** Start EXTRACTED RECORDS **

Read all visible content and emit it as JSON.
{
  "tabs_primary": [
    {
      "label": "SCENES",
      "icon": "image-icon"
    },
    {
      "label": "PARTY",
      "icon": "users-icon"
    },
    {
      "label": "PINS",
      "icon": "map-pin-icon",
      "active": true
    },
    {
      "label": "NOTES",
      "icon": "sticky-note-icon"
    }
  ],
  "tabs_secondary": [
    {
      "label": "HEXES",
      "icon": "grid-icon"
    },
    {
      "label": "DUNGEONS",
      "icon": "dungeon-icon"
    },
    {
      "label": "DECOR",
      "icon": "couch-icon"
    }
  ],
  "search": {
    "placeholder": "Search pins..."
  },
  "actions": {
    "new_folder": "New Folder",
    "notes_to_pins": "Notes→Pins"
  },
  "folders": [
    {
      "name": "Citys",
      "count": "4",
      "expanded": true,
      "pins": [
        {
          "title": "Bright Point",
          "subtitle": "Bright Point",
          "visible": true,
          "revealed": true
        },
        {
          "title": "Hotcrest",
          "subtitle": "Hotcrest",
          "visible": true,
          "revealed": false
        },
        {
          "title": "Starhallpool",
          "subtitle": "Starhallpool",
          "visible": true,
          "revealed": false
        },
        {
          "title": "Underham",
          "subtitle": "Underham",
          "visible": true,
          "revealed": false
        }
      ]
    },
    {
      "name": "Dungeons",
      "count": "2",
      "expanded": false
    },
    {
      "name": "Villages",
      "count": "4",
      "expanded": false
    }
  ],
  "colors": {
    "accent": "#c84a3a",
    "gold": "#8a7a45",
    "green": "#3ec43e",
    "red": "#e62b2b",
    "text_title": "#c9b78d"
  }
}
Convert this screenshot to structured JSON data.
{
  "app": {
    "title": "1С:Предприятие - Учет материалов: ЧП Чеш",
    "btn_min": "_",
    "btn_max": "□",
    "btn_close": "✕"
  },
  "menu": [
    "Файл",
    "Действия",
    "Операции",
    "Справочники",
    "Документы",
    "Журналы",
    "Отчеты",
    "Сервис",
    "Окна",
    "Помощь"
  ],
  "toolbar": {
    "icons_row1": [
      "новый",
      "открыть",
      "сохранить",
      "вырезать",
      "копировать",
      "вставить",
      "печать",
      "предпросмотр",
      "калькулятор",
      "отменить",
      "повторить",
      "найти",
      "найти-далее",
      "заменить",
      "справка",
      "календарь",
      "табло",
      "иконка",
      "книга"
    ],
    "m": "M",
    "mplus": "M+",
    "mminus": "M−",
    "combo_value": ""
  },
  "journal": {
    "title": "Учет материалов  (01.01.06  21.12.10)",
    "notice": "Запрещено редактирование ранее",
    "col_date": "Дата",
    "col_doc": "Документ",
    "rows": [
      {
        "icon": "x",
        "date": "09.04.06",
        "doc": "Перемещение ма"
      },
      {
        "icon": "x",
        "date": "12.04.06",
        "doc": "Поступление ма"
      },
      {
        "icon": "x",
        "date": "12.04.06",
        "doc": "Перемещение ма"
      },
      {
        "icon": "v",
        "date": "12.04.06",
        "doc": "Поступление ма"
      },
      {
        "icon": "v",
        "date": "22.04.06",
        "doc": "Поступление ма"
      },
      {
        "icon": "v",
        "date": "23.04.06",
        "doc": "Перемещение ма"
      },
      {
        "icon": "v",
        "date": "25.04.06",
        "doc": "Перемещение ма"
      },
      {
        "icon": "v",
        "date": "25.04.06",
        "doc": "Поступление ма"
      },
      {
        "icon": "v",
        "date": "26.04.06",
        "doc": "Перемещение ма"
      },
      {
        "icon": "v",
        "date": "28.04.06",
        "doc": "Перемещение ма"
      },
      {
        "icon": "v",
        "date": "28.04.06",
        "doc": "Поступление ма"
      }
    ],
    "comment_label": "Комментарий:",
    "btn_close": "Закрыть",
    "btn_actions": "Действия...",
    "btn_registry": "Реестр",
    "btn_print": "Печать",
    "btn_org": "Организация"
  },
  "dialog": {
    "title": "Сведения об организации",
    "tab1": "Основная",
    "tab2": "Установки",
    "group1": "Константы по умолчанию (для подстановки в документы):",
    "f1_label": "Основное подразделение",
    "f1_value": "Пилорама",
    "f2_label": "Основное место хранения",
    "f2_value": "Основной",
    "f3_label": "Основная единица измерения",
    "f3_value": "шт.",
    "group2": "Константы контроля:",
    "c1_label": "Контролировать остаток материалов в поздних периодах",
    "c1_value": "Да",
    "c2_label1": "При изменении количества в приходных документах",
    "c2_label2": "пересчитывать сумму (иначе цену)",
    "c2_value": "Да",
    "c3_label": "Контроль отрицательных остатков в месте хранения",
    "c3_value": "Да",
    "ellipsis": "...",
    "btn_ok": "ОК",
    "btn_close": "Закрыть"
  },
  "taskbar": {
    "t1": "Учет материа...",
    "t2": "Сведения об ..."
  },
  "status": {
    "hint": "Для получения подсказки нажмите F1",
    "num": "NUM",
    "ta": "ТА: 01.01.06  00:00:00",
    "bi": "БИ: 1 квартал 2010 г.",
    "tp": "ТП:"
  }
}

** End EXTRACTED RECORDS **

**REQUIRED WORK**:
Print the entries exactly. Include every one.

**RESPONSE TO THIS TASK**:
Read all visible content and emit it as JSON.
{
  "tabs_primary": [
    {
      "label": "SCENES",
      "icon": "image-icon"
    },
    {
      "label": "PARTY",
      "icon": "users-icon"
    },
    {
      "label": "PINS",
      "icon": "map-pin-icon",
      "active": true
    },
    {
      "label": "NOTES",
      "icon": "sticky-note-icon"
    }
  ],
  "tabs_secondary": [
    {
      "label": "HEXES",
      "icon": "grid-icon"
    },
    {
      "label": "DUNGEONS",
      "icon": "dungeon-icon"
    },
    {
      "label": "DECOR",
      "icon": "couch-icon"
    }
  ],
  "search": {
    "placeholder": "Search pins..."
  },
  "actions": {
    "new_folder": "New Folder",
    "notes_to_pins": "Notes→Pins"
  },
  "folders": [
    {
      "name": "Citys",
      "count": "4",
      "expanded": true,
      "pins": [
        {
          "title": "Bright Point",
          "subtitle": "Bright Point",
          "visible": true,
          "revealed": true
        },
        {
          "title": "Hotcrest",
          "subtitle": "Hotcrest",
          "visible": true,
          "revealed": false
        },
        {
          "title": "Starhallpool",
          "subtitle": "Starhallpool",
          "visible": true,
          "revealed": false
        },
        {
          "title": "Underham",
          "subtitle": "Underham",
          "visible": true,
          "revealed": false
        }
      ]
    },
    {
      "name": "Dungeons",
      "count": "2",
      "expanded": false
    },
    {
      "name": "Villages",
      "count": "4",
      "expanded": false
    }
  ],
  "colors": {
    "accent": "#c84a3a",
    "gold": "#8a7a45",
    "green": "#3ec43e",
    "red": "#e62b2b",
    "text_title": "#c9b78d"
  }
}
Convert this screenshot to structured JSON data.
{
  "app": {
    "title": "1С:Предприятие - Учет материалов: ЧП Чеш",
    "btn_min": "_",
    "btn_max": "□",
    "btn_close": "✕"
  },
  "menu": [
    "Файл",
    "Действия",
    "Операции",
    "Справочники",
    "Документы",
    "Журналы",
    "Отчеты",
    "Сервис",
    "Окна",
    "Помощь"
  ],
  "toolbar": {
    "icons_row1": [
      "новый",
      "открыть",
      "сохранить",
      "вырезать",
      "копировать",
      "вставить",
      "печать",
      "предпросмотр",
      "калькулятор",
      "отменить",
      "повторить",
      "найти",
      "найти-далее",
      "заменить",
      "справка",
      "календарь",
      "табло",
      "иконка",
      "книга"
    ],
    "m": "M",
    "mplus": "M+",
    "mminus": "M−",
    "combo_value": ""
  },
  "journal": {
    "title": "Учет материалов  (01.01.06  21.12.10)",
    "notice": "Запрещено редактирование ранее",
    "col_date": "Дата",
    "col_doc": "Документ",
    "rows": [
      {
        "icon": "x",
        "date": "09.04.06",
        "doc": "Перемещение ма"
      },
      {
        "icon": "x",
        "date": "12.04.06",
        "doc": "Поступление ма"
      },
      {
        "icon": "x",
        "date": "12.04.06",
        "doc": "Перемещение ма"
      },
      {
        "icon": "v",
        "date": "12.04.06",
        "doc": "Поступление ма"
      },
      {
        "icon": "v",
        "date": "22.04.06",
        "doc": "Поступление ма"
      },
      {
        "icon": "v",
        "date": "23.04.06",
        "doc": "Перемещение ма"
      },
      {
        "icon": "v",
        "date": "25.04.06",
        "doc": "Перемещение ма"
      },
      {
        "icon": "v",
        "date": "25.04.06",
        "doc": "Поступление ма"
      },
      {
        "icon": "v",
        "date": "26.04.06",
        "doc": "Перемещение ма"
      },
      {
        "icon": "v",
        "date": "28.04.06",
        "doc": "Перемещение ма"
      },
      {
        "icon": "v",
        "date": "28.04.06",
        "doc": "Поступление ма"
      }
    ],
    "comment_label": "Комментарий:",
    "btn_close": "Закрыть",
    "btn_actions": "Действия...",
    "btn_registry": "Реестр",
    "btn_print": "Печать",
    "btn_org": "Организация"
  },
  "dialog": {
    "title": "Сведения об организации",
    "tab1": "Основная",
    "tab2": "Установки",
    "group1": "Константы по умолчанию (для подстановки в документы):",
    "f1_label": "Основное подразделение",
    "f1_value": "Пилорама",
    "f2_label": "Основное место хранения",
    "f2_value": "Основной",
    "f3_label": "Основная единица измерения",
    "f3_value": "шт.",
    "group2": "Константы контроля:",
    "c1_label": "Контролировать остаток материалов в поздних периодах",
    "c1_value": "Да",
    "c2_label1": "При изменении количества в приходных документах",
    "c2_label2": "пересчитывать сумму (иначе цену)",
    "c2_value": "Да",
    "c3_label": "Контроль отрицательных остатков в месте хранения",
    "c3_value": "Да",
    "ellipsis": "...",
    "btn_ok": "ОК",
    "btn_close": "Закрыть"
  },
  "taskbar": {
    "t1": "Учет материа...",
    "t2": "Сведения об ..."
  },
  "status": {
    "hint": "Для получения подсказки нажмите F1",
    "num": "NUM",
    "ta": "ТА: 01.01.06  00:00:00",
    "bi": "БИ: 1 квартал 2010 г.",
    "tp": "ТП:"
  }
}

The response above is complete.